━━━━━ Data supplied ━━━━━
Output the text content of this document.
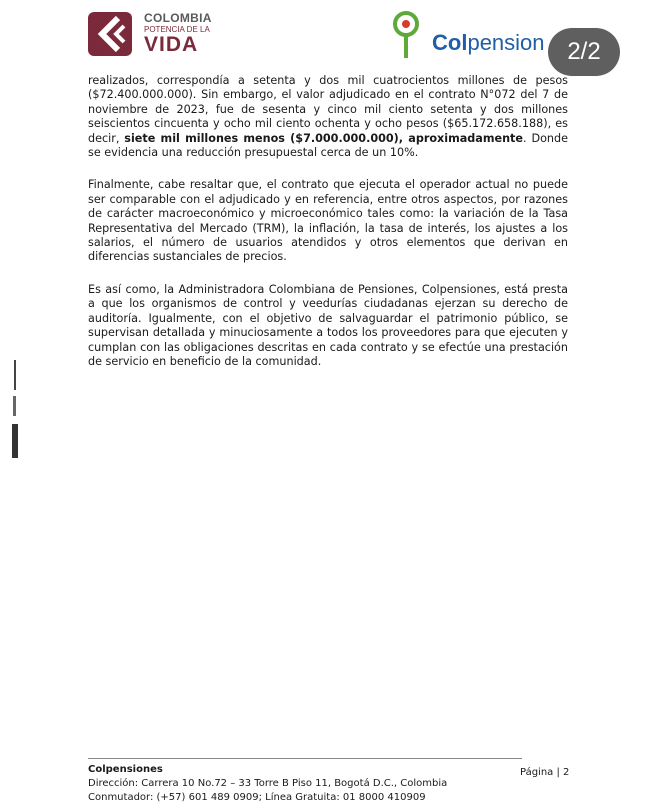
COLOMBIA
POTENCIA DE LA
VIDA	Colpension 2/2

realizados, correspondía a setenta y dos mil cuatrocientos millones de pesos ($72.400.000.000). Sin embargo, el valor adjudicado en el contrato N°072 del 7 de noviembre de 2023, fue de sesenta y cinco mil ciento setenta y dos millones seiscientos cincuenta y ocho mil ciento ochenta y ocho pesos ($65.172.658.188), es decir, siete mil millones menos ($7.000.000.000), aproximadamente. Donde se evidencia una reducción presupuestal cerca de un 10%.

Finalmente, cabe resaltar que, el contrato que ejecuta el operador actual no puede ser comparable con el adjudicado y en referencia, entre otros aspectos, por razones de carácter macroeconómico y microeconómico tales como: la variación de la Tasa Representativa del Mercado (TRM), la inflación, la tasa de interés, los ajustes a los salarios, el número de usuarios atendidos y otros elementos que derivan en diferencias sustanciales de precios.

Es así como, la Administradora Colombiana de Pensiones, Colpensiones, está presta a que los organismos de control y veedurías ciudadanas ejerzan su derecho de auditoría. Igualmente, con el objetivo de salvaguardar el patrimonio público, se supervisan detallada y minuciosamente a todos los proveedores para que ejecuten y cumplan con las obligaciones descritas en cada contrato y se efectúe una prestación de servicio en beneficio de la comunidad.

Colpensiones
Dirección: Carrera 10 No.72 – 33 Torre B Piso 11, Bogotá D.C., Colombia
Conmutador: (+57) 601 489 0909; Línea Gratuita: 01 8000 410909
Página | 2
━━━━━
— Task goal —
Quote all the records verbatim, dropping any pictures from your copy.

— Solution —
Output the text content of this document.
COLOMBIA
POTENCIA DE LA
VIDA	Colpension 2/2

realizados, correspondía a setenta y dos mil cuatrocientos millones de pesos ($72.400.000.000). Sin embargo, el valor adjudicado en el contrato N°072 del 7 de noviembre de 2023, fue de sesenta y cinco mil ciento setenta y dos millones seiscientos cincuenta y ocho mil ciento ochenta y ocho pesos ($65.172.658.188), es decir, siete mil millones menos ($7.000.000.000), aproximadamente. Donde se evidencia una reducción presupuestal cerca de un 10%.

Finalmente, cabe resaltar que, el contrato que ejecuta el operador actual no puede ser comparable con el adjudicado y en referencia, entre otros aspectos, por razones de carácter macroeconómico y microeconómico tales como: la variación de la Tasa Representativa del Mercado (TRM), la inflación, la tasa de interés, los ajustes a los salarios, el número de usuarios atendidos y otros elementos que derivan en diferencias sustanciales de precios.

Es así como, la Administradora Colombiana de Pensiones, Colpensiones, está presta a que los organismos de control y veedurías ciudadanas ejerzan su derecho de auditoría. Igualmente, con el objetivo de salvaguardar el patrimonio público, se supervisan detallada y minuciosamente a todos los proveedores para que ejecuten y cumplan con las obligaciones descritas en cada contrato y se efectúe una prestación de servicio en beneficio de la comunidad.

Colpensiones
Dirección: Carrera 10 No.72 – 33 Torre B Piso 11, Bogotá D.C., Colombia
Conmutador: (+57) 601 489 0909; Línea Gratuita: 01 8000 410909
Página | 2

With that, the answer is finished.